[GOAL]
Report each line of the data that has "control" somewhere in it.

##### RECORD EXTRACTS #####

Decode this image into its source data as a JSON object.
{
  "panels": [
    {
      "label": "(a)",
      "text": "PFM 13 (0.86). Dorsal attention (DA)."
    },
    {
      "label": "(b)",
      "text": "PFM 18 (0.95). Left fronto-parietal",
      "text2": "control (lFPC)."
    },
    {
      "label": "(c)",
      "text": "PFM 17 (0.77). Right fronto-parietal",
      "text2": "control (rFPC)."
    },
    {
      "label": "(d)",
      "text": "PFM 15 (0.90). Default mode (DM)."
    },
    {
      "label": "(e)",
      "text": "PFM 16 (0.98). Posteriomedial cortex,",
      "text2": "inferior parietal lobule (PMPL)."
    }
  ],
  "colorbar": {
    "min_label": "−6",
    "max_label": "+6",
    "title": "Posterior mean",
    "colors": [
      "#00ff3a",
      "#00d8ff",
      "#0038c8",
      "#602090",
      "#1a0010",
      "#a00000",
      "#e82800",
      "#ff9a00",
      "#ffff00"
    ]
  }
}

#####

[RESULT]
      "text2": "control (lFPC)."
      "text2": "control (rFPC)."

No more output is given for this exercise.